**Exercise data**
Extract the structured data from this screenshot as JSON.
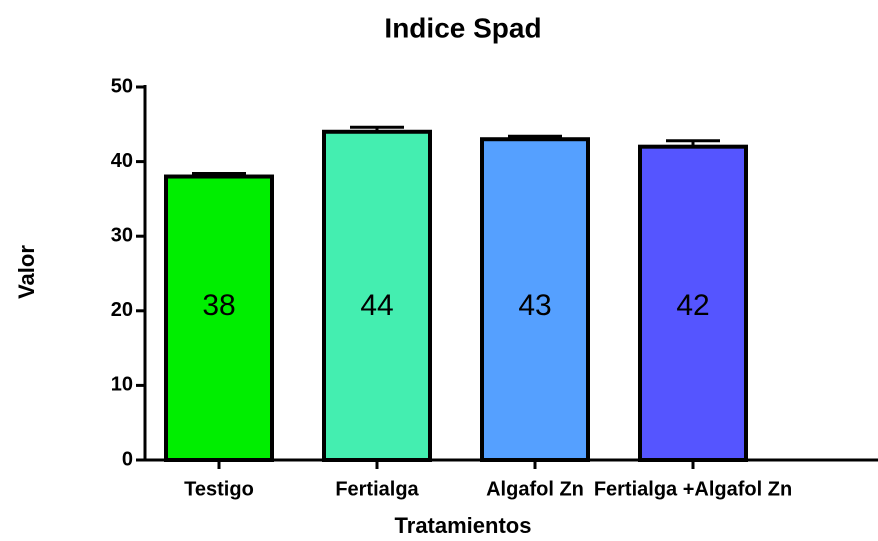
{
  "chart_data": {
    "type": "bar",
    "title": "Indice Spad",
    "x_label": "Tratamientos",
    "y_label": "Valor",
    "categories": [
      "Testigo",
      "Fertialga",
      "Algafol Zn",
      "Fertialga +Algafol Zn"
    ],
    "values": [
      38,
      44,
      43,
      42
    ],
    "errors": [
      0.4,
      0.6,
      0.4,
      0.8
    ],
    "colors": [
      "#00ee00",
      "#44eeb0",
      "#55a0ff",
      "#5555ff"
    ],
    "ylim": [
      0,
      50
    ],
    "yticks": [
      0,
      10,
      20,
      30,
      40,
      50
    ],
    "grid": false
  }
}
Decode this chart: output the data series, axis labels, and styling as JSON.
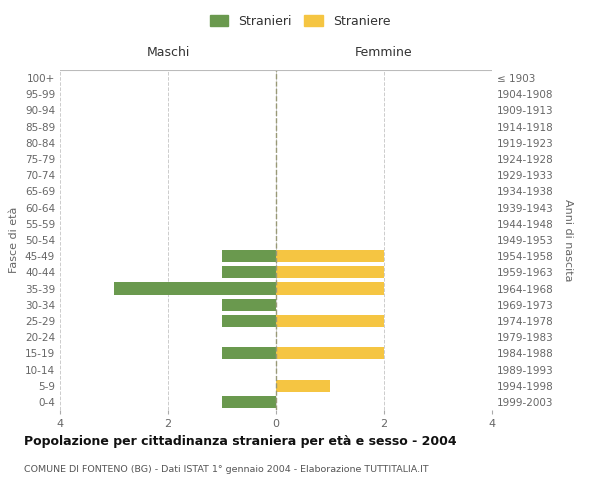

**Work to be completed**
Output all the records, word for word, with no pictures in the copy.

**Result**
Extract the structured data from this screenshot as JSON.
{
  "chart_data": {
    "type": "bar",
    "title": "Indice Spad",
    "x_label": "Tratamientos",
    "y_label": "Valor",
    "categories": [
      "Testigo",
      "Fertialga",
      "Algafol Zn",
      "Fertialga +Algafol Zn"
    ],
    "values": [
      38,
      44,
      43,
      42
    ],
    "errors": [
      0.4,
      0.6,
      0.4,
      0.8
    ],
    "colors": [
      "#00ee00",
      "#44eeb0",
      "#55a0ff",
      "#5555ff"
    ],
    "ylim": [
      0,
      50
    ],
    "yticks": [
      0,
      10,
      20,
      30,
      40,
      50
    ],
    "grid": false
  }
}
Decode this chart: output the data series, axis labels, and styling as JSON.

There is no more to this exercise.